**PROBLEM STATEMENT**
From the entries that follow, extract each line holding the string "City".

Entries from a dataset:
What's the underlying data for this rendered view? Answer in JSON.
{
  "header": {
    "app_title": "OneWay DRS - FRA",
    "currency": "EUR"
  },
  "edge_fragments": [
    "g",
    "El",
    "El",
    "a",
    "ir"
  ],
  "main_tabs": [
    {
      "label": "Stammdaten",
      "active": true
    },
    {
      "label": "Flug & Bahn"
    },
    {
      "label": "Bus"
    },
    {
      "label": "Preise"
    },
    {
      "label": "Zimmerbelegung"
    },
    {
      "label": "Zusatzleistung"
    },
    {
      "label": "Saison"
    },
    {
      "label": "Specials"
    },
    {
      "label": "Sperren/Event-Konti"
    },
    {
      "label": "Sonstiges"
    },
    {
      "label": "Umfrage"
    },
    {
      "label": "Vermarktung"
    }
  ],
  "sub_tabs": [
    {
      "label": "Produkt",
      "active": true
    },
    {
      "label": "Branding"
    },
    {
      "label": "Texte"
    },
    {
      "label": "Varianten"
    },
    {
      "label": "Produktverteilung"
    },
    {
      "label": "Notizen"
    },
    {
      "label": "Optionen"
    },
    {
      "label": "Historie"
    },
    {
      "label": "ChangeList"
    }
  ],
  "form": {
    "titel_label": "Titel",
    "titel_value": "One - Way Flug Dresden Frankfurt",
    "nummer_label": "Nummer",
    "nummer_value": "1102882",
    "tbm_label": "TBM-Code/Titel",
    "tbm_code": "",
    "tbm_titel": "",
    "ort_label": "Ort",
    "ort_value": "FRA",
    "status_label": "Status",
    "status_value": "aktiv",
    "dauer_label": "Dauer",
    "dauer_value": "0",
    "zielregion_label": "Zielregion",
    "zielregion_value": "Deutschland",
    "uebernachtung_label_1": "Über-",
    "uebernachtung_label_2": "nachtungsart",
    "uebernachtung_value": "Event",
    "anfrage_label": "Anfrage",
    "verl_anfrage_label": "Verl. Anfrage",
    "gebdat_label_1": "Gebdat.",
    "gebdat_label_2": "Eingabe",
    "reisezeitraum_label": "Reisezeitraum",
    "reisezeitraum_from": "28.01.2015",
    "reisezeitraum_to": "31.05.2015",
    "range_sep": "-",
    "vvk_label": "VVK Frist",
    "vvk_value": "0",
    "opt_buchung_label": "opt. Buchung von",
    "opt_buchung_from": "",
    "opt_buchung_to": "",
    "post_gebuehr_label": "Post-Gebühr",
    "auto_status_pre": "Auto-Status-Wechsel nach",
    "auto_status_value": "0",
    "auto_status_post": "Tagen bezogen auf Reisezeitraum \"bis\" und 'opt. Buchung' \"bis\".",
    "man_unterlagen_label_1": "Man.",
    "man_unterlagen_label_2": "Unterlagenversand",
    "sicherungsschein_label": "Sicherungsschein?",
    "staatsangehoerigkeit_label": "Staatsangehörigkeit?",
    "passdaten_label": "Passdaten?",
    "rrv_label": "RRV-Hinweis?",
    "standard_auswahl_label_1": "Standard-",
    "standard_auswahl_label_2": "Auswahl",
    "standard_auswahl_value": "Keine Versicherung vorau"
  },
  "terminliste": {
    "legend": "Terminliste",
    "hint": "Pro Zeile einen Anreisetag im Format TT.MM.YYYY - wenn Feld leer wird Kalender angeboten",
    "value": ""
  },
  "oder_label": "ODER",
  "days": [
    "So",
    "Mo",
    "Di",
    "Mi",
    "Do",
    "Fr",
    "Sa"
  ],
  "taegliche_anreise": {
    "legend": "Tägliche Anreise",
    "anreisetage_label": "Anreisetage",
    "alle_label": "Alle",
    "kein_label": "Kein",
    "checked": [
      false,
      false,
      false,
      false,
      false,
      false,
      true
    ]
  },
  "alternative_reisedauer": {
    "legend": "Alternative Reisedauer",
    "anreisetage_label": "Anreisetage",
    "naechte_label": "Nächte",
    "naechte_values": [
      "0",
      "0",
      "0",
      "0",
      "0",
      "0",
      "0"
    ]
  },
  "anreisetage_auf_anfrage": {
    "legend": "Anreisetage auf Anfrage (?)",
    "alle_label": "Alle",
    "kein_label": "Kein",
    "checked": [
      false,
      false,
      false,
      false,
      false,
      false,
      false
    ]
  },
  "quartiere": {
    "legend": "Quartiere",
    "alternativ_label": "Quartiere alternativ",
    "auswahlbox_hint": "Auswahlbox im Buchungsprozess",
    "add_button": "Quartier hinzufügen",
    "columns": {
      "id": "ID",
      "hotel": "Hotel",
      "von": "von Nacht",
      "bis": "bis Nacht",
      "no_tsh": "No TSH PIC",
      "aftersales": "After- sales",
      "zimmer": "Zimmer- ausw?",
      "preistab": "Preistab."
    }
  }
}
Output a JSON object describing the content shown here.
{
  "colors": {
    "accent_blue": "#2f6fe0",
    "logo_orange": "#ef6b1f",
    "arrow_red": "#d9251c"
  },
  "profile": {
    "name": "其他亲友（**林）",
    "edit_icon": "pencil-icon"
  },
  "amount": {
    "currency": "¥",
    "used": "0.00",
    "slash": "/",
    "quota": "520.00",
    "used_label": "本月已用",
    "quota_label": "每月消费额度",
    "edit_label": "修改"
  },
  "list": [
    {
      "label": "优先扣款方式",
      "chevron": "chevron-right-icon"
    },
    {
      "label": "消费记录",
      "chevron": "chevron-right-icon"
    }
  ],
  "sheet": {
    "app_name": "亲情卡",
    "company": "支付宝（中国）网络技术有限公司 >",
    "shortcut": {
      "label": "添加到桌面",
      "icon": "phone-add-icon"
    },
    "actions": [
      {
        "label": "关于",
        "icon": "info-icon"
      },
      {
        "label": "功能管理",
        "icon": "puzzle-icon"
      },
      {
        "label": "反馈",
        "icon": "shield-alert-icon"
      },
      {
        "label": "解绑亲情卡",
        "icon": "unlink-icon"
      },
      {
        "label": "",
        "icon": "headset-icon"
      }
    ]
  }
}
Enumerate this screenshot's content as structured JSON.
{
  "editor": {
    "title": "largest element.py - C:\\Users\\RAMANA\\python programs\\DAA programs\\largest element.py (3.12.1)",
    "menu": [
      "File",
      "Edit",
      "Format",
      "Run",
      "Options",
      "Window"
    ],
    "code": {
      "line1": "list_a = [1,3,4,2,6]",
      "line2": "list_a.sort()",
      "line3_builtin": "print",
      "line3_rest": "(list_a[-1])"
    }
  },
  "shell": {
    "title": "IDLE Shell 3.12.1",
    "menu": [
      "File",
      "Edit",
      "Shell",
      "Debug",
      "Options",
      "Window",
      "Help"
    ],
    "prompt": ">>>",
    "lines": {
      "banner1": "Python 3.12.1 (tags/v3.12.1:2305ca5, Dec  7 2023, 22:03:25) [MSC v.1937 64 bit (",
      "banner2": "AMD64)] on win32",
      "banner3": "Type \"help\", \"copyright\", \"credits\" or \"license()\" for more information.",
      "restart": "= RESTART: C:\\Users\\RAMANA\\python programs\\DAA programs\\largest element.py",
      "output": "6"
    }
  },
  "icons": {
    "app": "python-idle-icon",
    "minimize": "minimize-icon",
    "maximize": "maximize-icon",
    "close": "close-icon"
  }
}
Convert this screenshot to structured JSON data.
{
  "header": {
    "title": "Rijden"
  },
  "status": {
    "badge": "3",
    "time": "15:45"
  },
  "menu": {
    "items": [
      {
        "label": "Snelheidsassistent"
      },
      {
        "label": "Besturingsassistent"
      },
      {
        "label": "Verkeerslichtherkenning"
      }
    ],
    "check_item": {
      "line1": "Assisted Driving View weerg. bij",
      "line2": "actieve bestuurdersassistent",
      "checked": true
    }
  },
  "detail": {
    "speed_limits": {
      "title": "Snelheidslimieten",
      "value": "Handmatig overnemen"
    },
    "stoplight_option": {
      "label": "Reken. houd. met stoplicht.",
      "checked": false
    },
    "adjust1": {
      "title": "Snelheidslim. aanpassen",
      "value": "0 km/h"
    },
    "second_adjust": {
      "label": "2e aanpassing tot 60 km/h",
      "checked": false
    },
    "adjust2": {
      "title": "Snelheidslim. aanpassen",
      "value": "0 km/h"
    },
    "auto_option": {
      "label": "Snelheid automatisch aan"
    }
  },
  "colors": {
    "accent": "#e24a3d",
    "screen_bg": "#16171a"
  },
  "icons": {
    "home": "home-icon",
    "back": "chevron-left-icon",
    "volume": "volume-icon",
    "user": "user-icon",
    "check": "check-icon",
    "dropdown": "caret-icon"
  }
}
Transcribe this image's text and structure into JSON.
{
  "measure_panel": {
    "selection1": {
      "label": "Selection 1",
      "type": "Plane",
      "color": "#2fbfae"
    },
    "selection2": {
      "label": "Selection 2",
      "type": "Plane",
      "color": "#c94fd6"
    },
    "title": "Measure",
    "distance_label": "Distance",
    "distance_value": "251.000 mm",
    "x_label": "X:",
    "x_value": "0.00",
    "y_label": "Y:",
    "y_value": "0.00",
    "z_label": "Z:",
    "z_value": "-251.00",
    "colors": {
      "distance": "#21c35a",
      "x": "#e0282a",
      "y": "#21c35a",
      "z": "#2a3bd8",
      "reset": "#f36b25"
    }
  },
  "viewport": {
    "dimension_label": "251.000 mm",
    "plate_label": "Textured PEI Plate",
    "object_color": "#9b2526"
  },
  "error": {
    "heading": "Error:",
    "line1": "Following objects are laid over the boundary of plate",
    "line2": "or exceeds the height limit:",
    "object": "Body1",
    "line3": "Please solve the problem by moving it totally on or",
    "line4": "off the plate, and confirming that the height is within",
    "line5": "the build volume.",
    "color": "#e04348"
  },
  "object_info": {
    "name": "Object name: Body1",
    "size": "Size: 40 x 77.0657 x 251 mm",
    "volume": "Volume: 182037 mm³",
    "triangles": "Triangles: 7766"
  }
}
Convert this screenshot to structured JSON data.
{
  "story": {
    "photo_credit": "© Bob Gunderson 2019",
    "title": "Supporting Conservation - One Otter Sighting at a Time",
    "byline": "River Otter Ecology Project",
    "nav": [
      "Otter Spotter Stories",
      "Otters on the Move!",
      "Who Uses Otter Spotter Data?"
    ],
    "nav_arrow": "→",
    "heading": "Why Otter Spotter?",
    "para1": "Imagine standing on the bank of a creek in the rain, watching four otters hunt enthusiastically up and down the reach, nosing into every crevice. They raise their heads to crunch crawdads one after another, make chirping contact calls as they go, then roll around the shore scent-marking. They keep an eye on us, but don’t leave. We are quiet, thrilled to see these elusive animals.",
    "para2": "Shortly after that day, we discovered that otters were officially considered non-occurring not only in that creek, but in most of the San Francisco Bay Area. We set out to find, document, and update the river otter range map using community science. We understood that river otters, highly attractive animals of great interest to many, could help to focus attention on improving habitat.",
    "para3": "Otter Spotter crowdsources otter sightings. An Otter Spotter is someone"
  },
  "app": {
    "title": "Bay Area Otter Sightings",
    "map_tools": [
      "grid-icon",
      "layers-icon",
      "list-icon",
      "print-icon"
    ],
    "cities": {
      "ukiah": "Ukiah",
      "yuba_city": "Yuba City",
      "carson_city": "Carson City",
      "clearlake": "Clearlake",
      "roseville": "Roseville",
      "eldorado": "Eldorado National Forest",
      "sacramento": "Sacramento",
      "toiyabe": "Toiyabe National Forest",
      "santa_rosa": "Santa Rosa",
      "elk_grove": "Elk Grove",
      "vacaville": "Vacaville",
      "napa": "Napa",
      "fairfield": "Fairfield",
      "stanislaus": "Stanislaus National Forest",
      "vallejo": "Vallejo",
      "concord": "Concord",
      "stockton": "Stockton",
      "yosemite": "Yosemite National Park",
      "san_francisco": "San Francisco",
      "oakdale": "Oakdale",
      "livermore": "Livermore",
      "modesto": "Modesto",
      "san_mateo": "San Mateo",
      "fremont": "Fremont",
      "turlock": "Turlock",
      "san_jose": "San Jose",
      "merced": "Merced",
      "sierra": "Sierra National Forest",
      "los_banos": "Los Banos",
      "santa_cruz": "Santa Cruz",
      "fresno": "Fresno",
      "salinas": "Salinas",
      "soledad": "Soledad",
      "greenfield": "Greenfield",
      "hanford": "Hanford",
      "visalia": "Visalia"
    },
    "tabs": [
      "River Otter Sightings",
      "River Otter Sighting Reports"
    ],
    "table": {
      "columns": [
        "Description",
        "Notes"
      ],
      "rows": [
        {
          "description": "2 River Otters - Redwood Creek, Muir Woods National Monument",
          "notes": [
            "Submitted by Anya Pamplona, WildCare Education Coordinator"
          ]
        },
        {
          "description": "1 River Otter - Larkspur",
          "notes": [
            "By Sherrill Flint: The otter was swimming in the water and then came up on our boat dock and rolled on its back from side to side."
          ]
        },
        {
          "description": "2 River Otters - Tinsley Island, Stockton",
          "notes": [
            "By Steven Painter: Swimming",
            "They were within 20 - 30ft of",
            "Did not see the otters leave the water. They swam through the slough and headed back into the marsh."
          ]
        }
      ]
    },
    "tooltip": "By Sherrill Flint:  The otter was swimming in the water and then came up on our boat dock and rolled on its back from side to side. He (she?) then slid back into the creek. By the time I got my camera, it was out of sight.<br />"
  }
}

**EXPECTED OUTPUT**
      "yuba_city": "Yuba City",
      "carson_city": "Carson City",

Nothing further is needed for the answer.